**Prompt**
Write out every entry exactly as it stands.

**Supplied records**
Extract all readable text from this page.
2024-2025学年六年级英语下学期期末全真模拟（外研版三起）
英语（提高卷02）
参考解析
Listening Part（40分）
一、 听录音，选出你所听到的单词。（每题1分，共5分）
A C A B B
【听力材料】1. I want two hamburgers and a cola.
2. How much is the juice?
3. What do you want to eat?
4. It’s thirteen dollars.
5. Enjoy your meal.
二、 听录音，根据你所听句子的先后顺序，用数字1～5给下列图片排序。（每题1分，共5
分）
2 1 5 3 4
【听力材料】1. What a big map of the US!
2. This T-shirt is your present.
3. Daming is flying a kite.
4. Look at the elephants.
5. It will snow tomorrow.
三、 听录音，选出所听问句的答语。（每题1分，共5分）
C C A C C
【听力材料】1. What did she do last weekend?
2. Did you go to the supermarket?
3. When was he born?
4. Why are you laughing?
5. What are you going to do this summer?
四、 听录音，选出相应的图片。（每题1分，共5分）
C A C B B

**Full answer**
Extract all readable text from this page.
2024-2025学年六年级英语下学期期末全真模拟（外研版三起）
英语（提高卷02）
参考解析
Listening Part（40分）
一、 听录音，选出你所听到的单词。（每题1分，共5分）
A C A B B
【听力材料】1. I want two hamburgers and a cola.
2. How much is the juice?
3. What do you want to eat?
4. It’s thirteen dollars.
5. Enjoy your meal.
二、 听录音，根据你所听句子的先后顺序，用数字1～5给下列图片排序。（每题1分，共5
分）
2 1 5 3 4
【听力材料】1. What a big map of the US!
2. This T-shirt is your present.
3. Daming is flying a kite.
4. Look at the elephants.
5. It will snow tomorrow.
三、 听录音，选出所听问句的答语。（每题1分，共5分）
C C A C C
【听力材料】1. What did she do last weekend?
2. Did you go to the supermarket?
3. When was he born?
4. Why are you laughing?
5. What are you going to do this summer?
四、 听录音，选出相应的图片。（每题1分，共5分）
C A C B B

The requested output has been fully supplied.